-- Start of GIVEN DATA --

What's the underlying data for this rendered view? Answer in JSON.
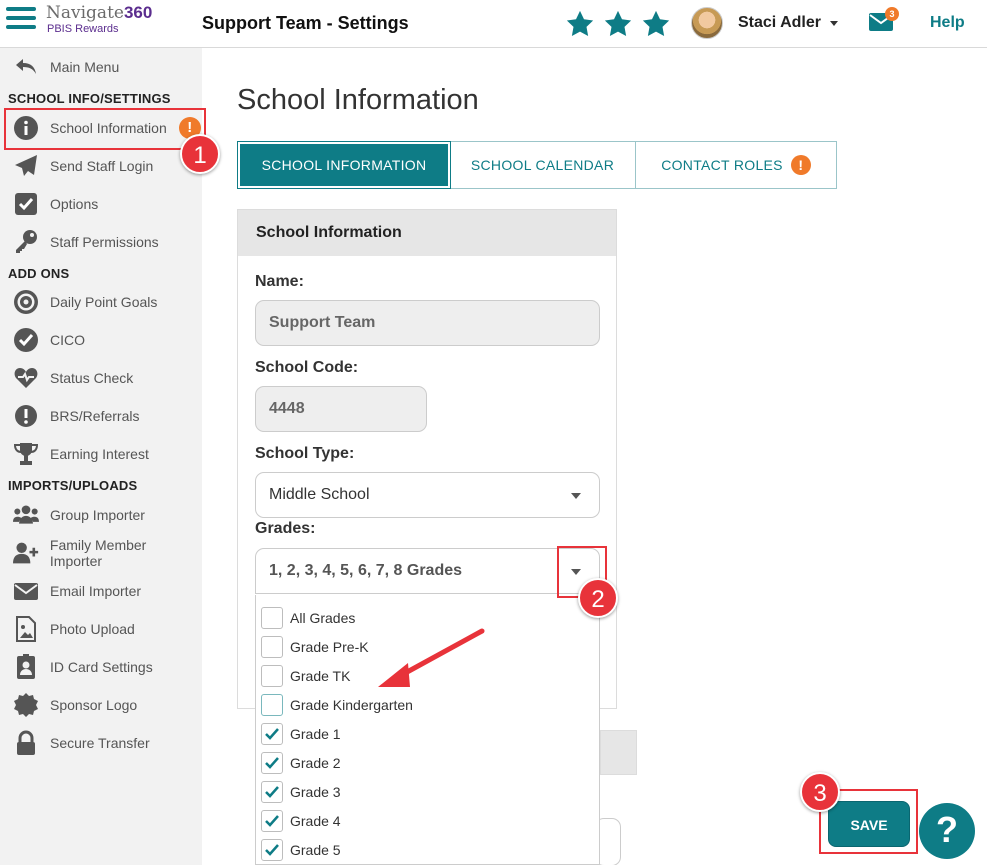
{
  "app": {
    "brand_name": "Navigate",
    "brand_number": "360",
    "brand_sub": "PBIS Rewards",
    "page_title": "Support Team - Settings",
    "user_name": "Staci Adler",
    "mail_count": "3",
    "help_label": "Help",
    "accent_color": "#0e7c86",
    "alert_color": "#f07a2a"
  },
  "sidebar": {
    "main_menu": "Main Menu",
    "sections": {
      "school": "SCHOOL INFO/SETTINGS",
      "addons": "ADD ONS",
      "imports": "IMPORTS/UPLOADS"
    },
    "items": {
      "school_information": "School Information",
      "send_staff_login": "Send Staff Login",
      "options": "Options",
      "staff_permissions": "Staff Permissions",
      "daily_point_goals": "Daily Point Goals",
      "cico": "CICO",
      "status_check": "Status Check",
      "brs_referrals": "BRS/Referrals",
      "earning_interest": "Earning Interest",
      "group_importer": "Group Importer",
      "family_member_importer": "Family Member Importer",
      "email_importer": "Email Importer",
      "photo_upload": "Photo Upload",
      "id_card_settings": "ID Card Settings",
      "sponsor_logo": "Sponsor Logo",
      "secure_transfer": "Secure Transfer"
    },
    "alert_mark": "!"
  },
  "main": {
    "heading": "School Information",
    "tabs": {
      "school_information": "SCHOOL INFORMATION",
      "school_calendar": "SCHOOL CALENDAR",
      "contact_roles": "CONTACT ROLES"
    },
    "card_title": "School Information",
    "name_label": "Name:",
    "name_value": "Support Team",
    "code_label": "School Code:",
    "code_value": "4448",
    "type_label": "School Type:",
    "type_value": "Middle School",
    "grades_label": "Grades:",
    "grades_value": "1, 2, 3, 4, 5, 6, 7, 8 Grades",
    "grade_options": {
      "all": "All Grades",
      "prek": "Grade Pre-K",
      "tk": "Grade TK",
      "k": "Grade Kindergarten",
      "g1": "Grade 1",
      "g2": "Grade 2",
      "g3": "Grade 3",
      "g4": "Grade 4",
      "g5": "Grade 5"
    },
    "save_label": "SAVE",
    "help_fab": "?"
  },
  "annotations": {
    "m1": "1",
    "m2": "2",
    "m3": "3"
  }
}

-- End of GIVEN DATA --

Transcribe all of the entries word for word, but skip any pictures they contain.

What's the underlying data for this rendered view? Answer in JSON.
{
  "app": {
    "brand_name": "Navigate",
    "brand_number": "360",
    "brand_sub": "PBIS Rewards",
    "page_title": "Support Team - Settings",
    "user_name": "Staci Adler",
    "mail_count": "3",
    "help_label": "Help",
    "accent_color": "#0e7c86",
    "alert_color": "#f07a2a"
  },
  "sidebar": {
    "main_menu": "Main Menu",
    "sections": {
      "school": "SCHOOL INFO/SETTINGS",
      "addons": "ADD ONS",
      "imports": "IMPORTS/UPLOADS"
    },
    "items": {
      "school_information": "School Information",
      "send_staff_login": "Send Staff Login",
      "options": "Options",
      "staff_permissions": "Staff Permissions",
      "daily_point_goals": "Daily Point Goals",
      "cico": "CICO",
      "status_check": "Status Check",
      "brs_referrals": "BRS/Referrals",
      "earning_interest": "Earning Interest",
      "group_importer": "Group Importer",
      "family_member_importer": "Family Member Importer",
      "email_importer": "Email Importer",
      "photo_upload": "Photo Upload",
      "id_card_settings": "ID Card Settings",
      "sponsor_logo": "Sponsor Logo",
      "secure_transfer": "Secure Transfer"
    },
    "alert_mark": "!"
  },
  "main": {
    "heading": "School Information",
    "tabs": {
      "school_information": "SCHOOL INFORMATION",
      "school_calendar": "SCHOOL CALENDAR",
      "contact_roles": "CONTACT ROLES"
    },
    "card_title": "School Information",
    "name_label": "Name:",
    "name_value": "Support Team",
    "code_label": "School Code:",
    "code_value": "4448",
    "type_label": "School Type:",
    "type_value": "Middle School",
    "grades_label": "Grades:",
    "grades_value": "1, 2, 3, 4, 5, 6, 7, 8 Grades",
    "grade_options": {
      "all": "All Grades",
      "prek": "Grade Pre-K",
      "tk": "Grade TK",
      "k": "Grade Kindergarten",
      "g1": "Grade 1",
      "g2": "Grade 2",
      "g3": "Grade 3",
      "g4": "Grade 4",
      "g5": "Grade 5"
    },
    "save_label": "SAVE",
    "help_fab": "?"
  },
  "annotations": {
    "m1": "1",
    "m2": "2",
    "m3": "3"
  }
}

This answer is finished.